PROBLEM TO WORK ON =>
Retype the whole listing below character for character, line by line.

DATA EXTRACT =>
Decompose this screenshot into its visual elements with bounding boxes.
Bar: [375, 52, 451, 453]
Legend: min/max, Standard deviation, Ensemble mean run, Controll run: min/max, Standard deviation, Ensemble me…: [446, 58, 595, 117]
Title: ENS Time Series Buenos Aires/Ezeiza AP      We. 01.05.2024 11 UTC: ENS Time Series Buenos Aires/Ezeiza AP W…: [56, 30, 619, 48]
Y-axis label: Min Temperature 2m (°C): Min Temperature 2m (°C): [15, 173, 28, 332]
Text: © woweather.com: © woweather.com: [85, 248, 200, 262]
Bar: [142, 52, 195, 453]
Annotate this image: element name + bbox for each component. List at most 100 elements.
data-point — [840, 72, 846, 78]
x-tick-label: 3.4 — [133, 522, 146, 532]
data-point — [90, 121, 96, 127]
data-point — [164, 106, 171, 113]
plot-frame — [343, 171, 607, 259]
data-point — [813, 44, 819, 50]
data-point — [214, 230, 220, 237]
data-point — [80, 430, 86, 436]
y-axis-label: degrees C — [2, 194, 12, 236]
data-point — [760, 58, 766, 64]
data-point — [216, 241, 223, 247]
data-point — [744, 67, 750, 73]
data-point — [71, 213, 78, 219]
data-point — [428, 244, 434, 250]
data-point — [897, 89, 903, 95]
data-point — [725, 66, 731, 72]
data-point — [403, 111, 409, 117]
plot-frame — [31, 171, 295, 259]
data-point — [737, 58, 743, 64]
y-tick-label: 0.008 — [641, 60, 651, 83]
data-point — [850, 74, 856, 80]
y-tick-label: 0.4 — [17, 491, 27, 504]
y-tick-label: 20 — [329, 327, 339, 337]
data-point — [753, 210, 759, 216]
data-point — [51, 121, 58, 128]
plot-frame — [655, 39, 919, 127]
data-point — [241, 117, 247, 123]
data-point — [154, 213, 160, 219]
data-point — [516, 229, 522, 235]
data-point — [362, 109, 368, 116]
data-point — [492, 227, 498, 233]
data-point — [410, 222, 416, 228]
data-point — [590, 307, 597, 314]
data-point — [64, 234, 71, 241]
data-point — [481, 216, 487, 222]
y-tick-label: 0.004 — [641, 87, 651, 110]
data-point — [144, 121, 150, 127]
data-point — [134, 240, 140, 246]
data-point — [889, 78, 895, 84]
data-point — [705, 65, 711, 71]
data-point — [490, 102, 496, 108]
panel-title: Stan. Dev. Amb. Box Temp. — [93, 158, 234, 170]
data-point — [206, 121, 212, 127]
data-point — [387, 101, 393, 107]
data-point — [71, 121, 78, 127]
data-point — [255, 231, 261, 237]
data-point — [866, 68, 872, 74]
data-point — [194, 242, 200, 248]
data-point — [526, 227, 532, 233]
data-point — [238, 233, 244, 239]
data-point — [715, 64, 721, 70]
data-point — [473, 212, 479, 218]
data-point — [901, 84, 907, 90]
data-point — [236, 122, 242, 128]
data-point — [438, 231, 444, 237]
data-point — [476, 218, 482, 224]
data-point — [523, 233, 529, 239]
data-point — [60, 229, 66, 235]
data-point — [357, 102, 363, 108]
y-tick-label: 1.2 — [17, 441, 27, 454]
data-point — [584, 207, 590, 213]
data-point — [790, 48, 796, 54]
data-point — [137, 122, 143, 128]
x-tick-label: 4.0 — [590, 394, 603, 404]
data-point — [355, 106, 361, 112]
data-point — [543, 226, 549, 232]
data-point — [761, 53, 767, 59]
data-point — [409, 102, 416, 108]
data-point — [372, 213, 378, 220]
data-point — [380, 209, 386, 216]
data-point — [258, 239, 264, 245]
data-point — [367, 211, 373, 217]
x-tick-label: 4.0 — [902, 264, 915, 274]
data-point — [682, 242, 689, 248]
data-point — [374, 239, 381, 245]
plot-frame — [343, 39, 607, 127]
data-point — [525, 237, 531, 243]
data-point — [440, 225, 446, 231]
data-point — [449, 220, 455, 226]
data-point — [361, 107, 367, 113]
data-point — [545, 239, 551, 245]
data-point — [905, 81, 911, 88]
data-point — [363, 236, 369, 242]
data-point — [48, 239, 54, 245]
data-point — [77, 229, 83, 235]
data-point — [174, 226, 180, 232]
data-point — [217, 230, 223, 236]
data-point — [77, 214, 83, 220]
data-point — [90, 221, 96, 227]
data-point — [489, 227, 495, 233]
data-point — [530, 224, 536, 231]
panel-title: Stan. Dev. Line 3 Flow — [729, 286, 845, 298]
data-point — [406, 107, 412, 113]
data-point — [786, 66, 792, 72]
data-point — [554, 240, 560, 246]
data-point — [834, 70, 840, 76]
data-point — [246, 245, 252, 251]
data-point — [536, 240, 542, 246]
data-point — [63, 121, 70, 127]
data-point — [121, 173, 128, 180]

OUTPUT FOR THIS EXERCISE =>
Decompose this screenshot into its visual elements with bounding boxes.
Bar: [375, 52, 451, 453]
Legend: min/max, Standard deviation, Ensemble mean run, Controll run: min/max, Standard deviation, Ensemble me…: [446, 58, 595, 117]
Title: ENS Time Series Buenos Aires/Ezeiza AP      We. 01.05.2024 11 UTC: ENS Time Series Buenos Aires/Ezeiza AP W…: [56, 30, 619, 48]
Y-axis label: Min Temperature 2m (°C): Min Temperature 2m (°C): [15, 173, 28, 332]
Text: © woweather.com: © woweather.com: [85, 248, 200, 262]
Bar: [142, 52, 195, 453]
Annotate this image: element name + bbox for each component. List at most 100 elements.
data-point — [840, 72, 846, 78]
x-tick-label: 3.4 — [133, 522, 146, 532]
data-point — [90, 121, 96, 127]
data-point — [164, 106, 171, 113]
plot-frame — [343, 171, 607, 259]
data-point — [813, 44, 819, 50]
data-point — [214, 230, 220, 237]
data-point — [80, 430, 86, 436]
y-axis-label: degrees C — [2, 194, 12, 236]
data-point — [760, 58, 766, 64]
data-point — [216, 241, 223, 247]
data-point — [744, 67, 750, 73]
data-point — [71, 213, 78, 219]
data-point — [428, 244, 434, 250]
data-point — [897, 89, 903, 95]
data-point — [725, 66, 731, 72]
data-point — [403, 111, 409, 117]
plot-frame — [31, 171, 295, 259]
data-point — [737, 58, 743, 64]
y-tick-label: 0.008 — [641, 60, 651, 83]
data-point — [850, 74, 856, 80]
y-tick-label: 0.4 — [17, 491, 27, 504]
y-tick-label: 20 — [329, 327, 339, 337]
data-point — [753, 210, 759, 216]
data-point — [51, 121, 58, 128]
plot-frame — [655, 39, 919, 127]
data-point — [241, 117, 247, 123]
data-point — [154, 213, 160, 219]
data-point — [516, 229, 522, 235]
data-point — [362, 109, 368, 116]
data-point — [492, 227, 498, 233]
data-point — [410, 222, 416, 228]
data-point — [590, 307, 597, 314]
data-point — [64, 234, 71, 241]
data-point — [481, 216, 487, 222]
y-tick-label: 0.004 — [641, 87, 651, 110]
data-point — [144, 121, 150, 127]
data-point — [134, 240, 140, 246]
data-point — [889, 78, 895, 84]
data-point — [705, 65, 711, 71]
data-point — [490, 102, 496, 108]
panel-title: Stan. Dev. Amb. Box Temp. — [93, 158, 234, 170]
data-point — [206, 121, 212, 127]
data-point — [387, 101, 393, 107]
data-point — [71, 121, 78, 127]
data-point — [255, 231, 261, 237]
data-point — [866, 68, 872, 74]
data-point — [194, 242, 200, 248]
data-point — [526, 227, 532, 233]
data-point — [238, 233, 244, 239]
data-point — [715, 64, 721, 70]
data-point — [473, 212, 479, 218]
data-point — [901, 84, 907, 90]
data-point — [236, 122, 242, 128]
data-point — [438, 231, 444, 237]
data-point — [476, 218, 482, 224]
data-point — [523, 233, 529, 239]
data-point — [60, 229, 66, 235]
data-point — [357, 102, 363, 108]
y-tick-label: 1.2 — [17, 441, 27, 454]
data-point — [584, 207, 590, 213]
data-point — [790, 48, 796, 54]
data-point — [137, 122, 143, 128]
x-tick-label: 4.0 — [590, 394, 603, 404]
data-point — [355, 106, 361, 112]
data-point — [543, 226, 549, 232]
data-point — [761, 53, 767, 59]
data-point — [409, 102, 416, 108]
data-point — [372, 213, 378, 220]
data-point — [380, 209, 386, 216]
data-point — [258, 239, 264, 245]
data-point — [367, 211, 373, 217]
x-tick-label: 4.0 — [902, 264, 915, 274]
data-point — [682, 242, 689, 248]
data-point — [374, 239, 381, 245]
plot-frame — [343, 39, 607, 127]
data-point — [525, 237, 531, 243]
data-point — [440, 225, 446, 231]
data-point — [449, 220, 455, 226]
data-point — [361, 107, 367, 113]
data-point — [545, 239, 551, 245]
data-point — [905, 81, 911, 88]
data-point — [363, 236, 369, 242]
data-point — [48, 239, 54, 245]
data-point — [77, 229, 83, 235]
data-point — [174, 226, 180, 232]
data-point — [217, 230, 223, 236]
data-point — [77, 214, 83, 220]
data-point — [90, 221, 96, 227]
data-point — [489, 227, 495, 233]
data-point — [530, 224, 536, 231]
panel-title: Stan. Dev. Line 3 Flow — [729, 286, 845, 298]
data-point — [406, 107, 412, 113]
data-point — [786, 66, 792, 72]
data-point — [554, 240, 560, 246]
data-point — [834, 70, 840, 76]
data-point — [246, 245, 252, 251]
data-point — [536, 240, 542, 246]
data-point — [63, 121, 70, 127]
data-point — [121, 173, 128, 180]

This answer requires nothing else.